Exercise directions> In how many lines of the data does the word "nucis" appear? Give the number by itself.

Records for this exercise>

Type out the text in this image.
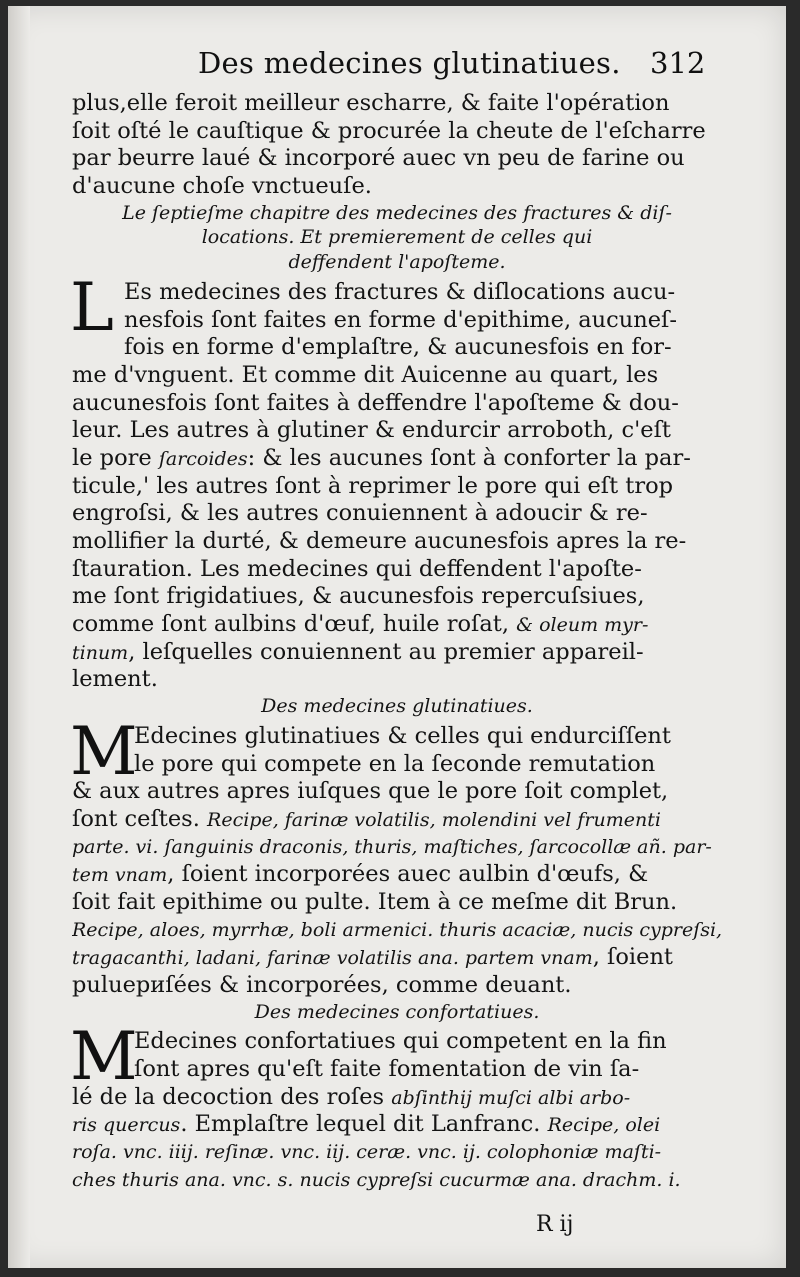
Des medecines glutinatiues. 312
plus,elle feroit meilleur escharre, & faite l'opération
ſoit oſté le cauſtique & procurée la cheute de l'eſcharre
par beurre laué & incorporé auec vn peu de farine ou
d'aucune choſe vnctueuſe.
Le ſeptieſme chapitre des medecines des fractures & diſ-
locations. Et premierement de celles qui
deffendent l'apoſteme.
L Es medecines des fractures & diſlocations aucu-
nesfois ſont faites en forme d'epithime, aucuneſ-
fois en forme d'emplaſtre, & aucunesfois en for-
me d'vnguent. Et comme dit Auicenne au quart, les
aucunesfois ſont faites à deffendre l'apoſteme & dou-
leur. Les autres à glutiner & endurcir arroboth, c'eſt
le pore ſarcoides: & les aucunes ſont à conforter la par-
ticule,' les autres ſont à reprimer le pore qui eſt trop
engroſsi, & les autres conuiennent à adoucir & re-
mollifier la durté, & demeure aucunesfois apres la re-
ſtauration. Les medecines qui deffendent l'apoſte-
me ſont frigidatiues, & aucunesfois repercuſsiues,
comme ſont aulbins d'œuf, huile roſat, & oleum myr-
tinum, leſquelles conuiennent au premier appareil-
lement.
Des medecines glutinatiues.
M
Edecines glutinatiues & celles qui endurciſſent
le pore qui compete en la ſeconde remutation
& aux autres apres iuſques que le pore ſoit complet,
ſont ceſtes. Recipe, farinæ volatilis, molendini vel frumenti
parte. vi. ſanguinis draconis, thuris, maſtiches, ſarcocollæ añ. par-
tem vnam, ſoient incorporées auec aulbin d'œufs, &
ſoit fait epithime ou pulte. Item à ce meſme dit Brun.
Recipe, aloes, myrrhæ, boli armenici. thuris acaciæ, nucis cypreſsi,
tragacanthi, ladani, farinæ volatilis ana. partem vnam, ſoient
puluериſées & incorporées, comme deuant.
Des medecines confortatiues.
M
Edecines confortatiues qui competent en la fin
ſont apres qu'eſt faite fomentation de vin ſa-
lé de la decoction des roſes abſinthij muſci albi arbo-
ris quercus. Emplaſtre lequel dit Lanfranc. Recipe, olei
roſa. vnc. iiij. reſinæ. vnc. iij. ceræ. vnc. ij. colophoniæ maſti-
ches thuris ana. vnc. s. nucis cypreſsi cucurmæ ana. drachm. i.
R ij
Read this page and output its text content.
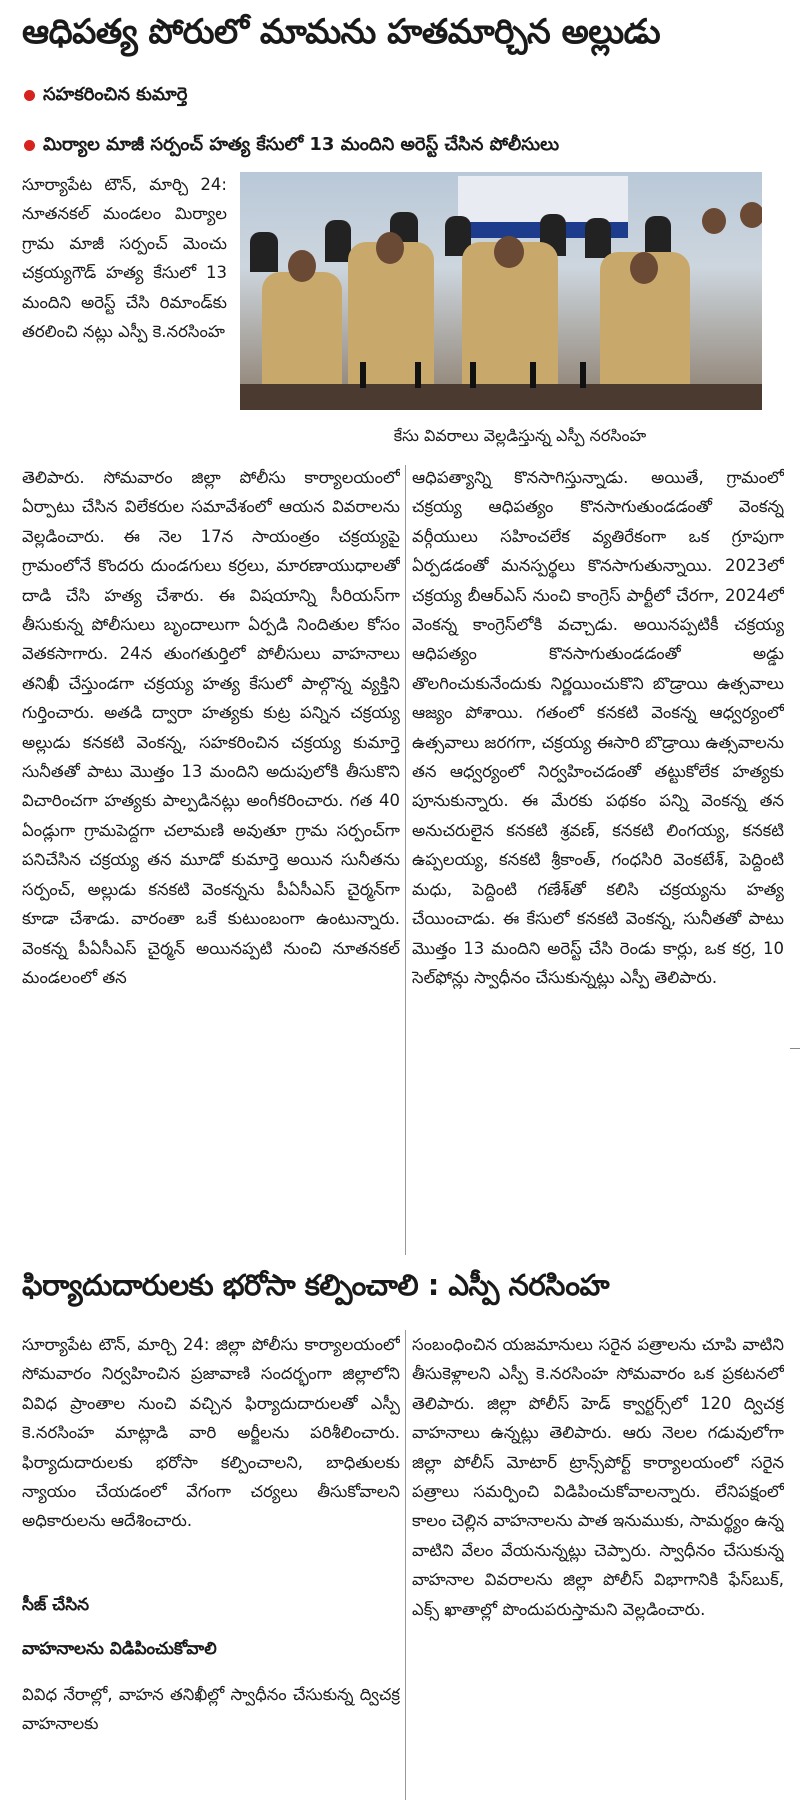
ఆధిపత్య పోరులో మామను హతమార్చిన అల్లుడు
సహకరించిన కుమార్తె
మిర్యాల మాజీ సర్పంచ్ హత్య కేసులో 13 మందిని అరెస్ట్ చేసిన పోలీసులు
సూర్యాపేట టౌన్, మార్చి 24: నూతనకల్ మండలం మిర్యాల గ్రామ మాజీ సర్పంచ్ మెంచు చక్రయ్యగౌడ్ హత్య కేసులో 13 మందిని అరెస్ట్ చేసి రిమాండ్‌కు తరలించి నట్లు ఎస్పీ కె.నరసింహ
కేసు వివరాలు వెల్లడిస్తున్న ఎస్పీ నరసింహ
తెలిపారు. సోమవారం జిల్లా పోలీసు కార్యాలయంలో ఏర్పాటు చేసిన విలేకరుల సమావేశంలో ఆయన వివరాలను వెల్లడించారు. ఈ నెల 17న సాయంత్రం చక్రయ్యపై గ్రామంలోనే కొందరు దుండగులు కర్రలు, మారణాయుధాలతో దాడి చేసి హత్య చేశారు. ఈ విషయాన్ని సీరియస్‌గా తీసుకున్న పోలీసులు బృందాలుగా ఏర్పడి నిందితుల కోసం వెతకసాగారు. 24న తుంగతుర్తిలో పోలీసులు వాహనాలు తనిఖీ చేస్తుండగా చక్రయ్య హత్య కేసులో పాల్గొన్న వ్యక్తిని గుర్తించారు. అతడి ద్వారా హత్యకు కుట్ర పన్నిన చక్రయ్య అల్లుడు కనకటి వెంకన్న, సహకరించిన చక్రయ్య కుమార్తె సునీతతో పాటు మొత్తం 13 మందిని అదుపులోకి తీసుకొని విచారించగా హత్యకు పాల్పడినట్లు అంగీకరించారు. గత 40 ఏండ్లుగా గ్రామపెద్దగా చలామణి అవుతూ గ్రామ సర్పంచ్‌గా పనిచేసిన చక్రయ్య తన మూడో కుమార్తె అయిన సునీతను సర్పంచ్, అల్లుడు కనకటి వెంకన్నను పీఏసీఎస్ చైర్మన్‌గా కూడా చేశాడు. వారంతా ఒకే కుటుంబంగా ఉంటున్నారు. వెంకన్న పీఏసీఎస్ చైర్మన్ అయినప్పటి నుంచి నూతనకల్ మండలంలో తన
ఆధిపత్యాన్ని కొనసాగిస్తున్నాడు. అయితే, గ్రామంలో చక్రయ్య ఆధిపత్యం కొనసాగుతుండడంతో వెంకన్న వర్గీయులు సహించలేక వ్యతిరేకంగా ఒక గ్రూపుగా ఏర్పడడంతో మనస్పర్థలు కొనసాగుతున్నాయి. 2023లో చక్రయ్య బీఆర్ఎస్ నుంచి కాంగ్రెస్ పార్టీలో చేరగా, 2024లో వెంకన్న కాంగ్రెస్‌లోకి వచ్చాడు. అయినప్పటికీ చక్రయ్య ఆధిపత్యం కొనసాగుతుండడంతో అడ్డు తొలగించుకునేందుకు నిర్ణయించుకొని బొడ్రాయి ఉత్సవాలు ఆజ్యం పోశాయి. గతంలో కనకటి వెంకన్న ఆధ్వర్యంలో ఉత్సవాలు జరగగా, చక్రయ్య ఈసారి బొడ్రాయి ఉత్సవాలను తన ఆధ్వర్యంలో నిర్వహించడంతో తట్టుకోలేక హత్యకు పూనుకున్నారు. ఈ మేరకు పథకం పన్ని వెంకన్న తన అనుచరులైన కనకటి శ్రవణ్, కనకటి లింగయ్య, కనకటి ఉప్పలయ్య, కనకటి శ్రీకాంత్, గంధసిరి వెంకటేశ్, పెద్దింటి మధు, పెద్దింటి గణేశ్‌తో కలిసి చక్రయ్యను హత్య చేయించాడు. ఈ కేసులో కనకటి వెంకన్న, సునీతతో పాటు మొత్తం 13 మందిని అరెస్ట్ చేసి రెండు కార్లు, ఒక కర్ర, 10 సెల్‌ఫోన్లు స్వాధీనం చేసుకున్నట్లు ఎస్పీ తెలిపారు.
ఫిర్యాదుదారులకు భరోసా కల్పించాలి : ఎస్పీ నరసింహ
సూర్యాపేట టౌన్, మార్చి 24: జిల్లా పోలీసు కార్యాలయంలో సోమవారం నిర్వహించిన ప్రజావాణి సందర్భంగా జిల్లాలోని వివిధ ప్రాంతాల నుంచి వచ్చిన ఫిర్యాదుదారులతో ఎస్పీ కె.నరసింహ మాట్లాడి వారి అర్జీలను పరిశీలించారు. ఫిర్యాదుదారులకు భరోసా కల్పించాలని, బాధితులకు న్యాయం చేయడంలో వేగంగా చర్యలు తీసుకోవాలని అధికారులను ఆదేశించారు.
సీజ్ చేసిన
వాహనాలను విడిపించుకోవాలి
వివిధ నేరాల్లో, వాహన తనిఖీల్లో స్వాధీనం చేసుకున్న ద్విచక్ర వాహనాలకు
సంబంధించిన యజమానులు సరైన పత్రాలను చూపి వాటిని తీసుకెళ్లాలని ఎస్పీ కె.నరసింహ సోమవారం ఒక ప్రకటనలో తెలిపారు. జిల్లా పోలీస్ హెడ్ క్వార్టర్స్‌లో 120 ద్విచక్ర వాహనాలు ఉన్నట్లు తెలిపారు. ఆరు నెలల గడువులోగా జిల్లా పోలీస్ మోటార్ ట్రాన్స్‌పోర్ట్ కార్యాలయంలో సరైన పత్రాలు సమర్పించి విడిపించుకోవాలన్నారు. లేనిపక్షంలో కాలం చెల్లిన వాహనాలను పాత ఇనుముకు, సామర్థ్యం ఉన్న వాటిని వేలం వేయనున్నట్లు చెప్పారు. స్వాధీనం చేసుకున్న వాహనాల వివరాలను జిల్లా పోలీస్ విభాగానికి ఫేస్‌బుక్, ఎక్స్ ఖాతాల్లో పొందుపరుస్తామని వెల్లడించారు.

Written reply> 2